* start Data in this exercise *
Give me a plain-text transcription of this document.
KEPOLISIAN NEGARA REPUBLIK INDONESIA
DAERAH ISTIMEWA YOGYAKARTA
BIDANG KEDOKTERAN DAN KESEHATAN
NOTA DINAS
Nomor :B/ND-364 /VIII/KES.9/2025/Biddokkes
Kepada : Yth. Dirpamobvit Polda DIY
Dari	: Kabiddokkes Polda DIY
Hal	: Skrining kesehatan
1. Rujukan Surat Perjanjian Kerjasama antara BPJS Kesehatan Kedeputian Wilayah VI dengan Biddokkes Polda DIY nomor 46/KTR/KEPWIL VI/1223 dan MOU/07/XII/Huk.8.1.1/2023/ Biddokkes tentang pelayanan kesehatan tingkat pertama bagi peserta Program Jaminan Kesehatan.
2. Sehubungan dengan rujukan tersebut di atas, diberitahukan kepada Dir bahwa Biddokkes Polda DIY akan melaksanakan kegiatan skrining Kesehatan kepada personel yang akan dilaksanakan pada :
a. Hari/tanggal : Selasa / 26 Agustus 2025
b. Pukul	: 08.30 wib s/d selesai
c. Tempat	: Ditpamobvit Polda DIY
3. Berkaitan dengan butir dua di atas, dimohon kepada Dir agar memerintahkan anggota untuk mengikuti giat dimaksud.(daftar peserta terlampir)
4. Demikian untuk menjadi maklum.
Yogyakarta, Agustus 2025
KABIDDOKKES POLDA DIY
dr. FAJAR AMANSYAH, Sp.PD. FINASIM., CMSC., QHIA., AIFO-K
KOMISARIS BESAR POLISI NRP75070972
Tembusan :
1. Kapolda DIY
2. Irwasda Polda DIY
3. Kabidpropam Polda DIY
* end Data in this exercise *
• [Task requirements]
Copy out each line of the material that holds the word "Agustus".

• [Response to this task]
a. Hari/tanggal : Selasa / 26 Agustus 2025
Yogyakarta, Agustus 2025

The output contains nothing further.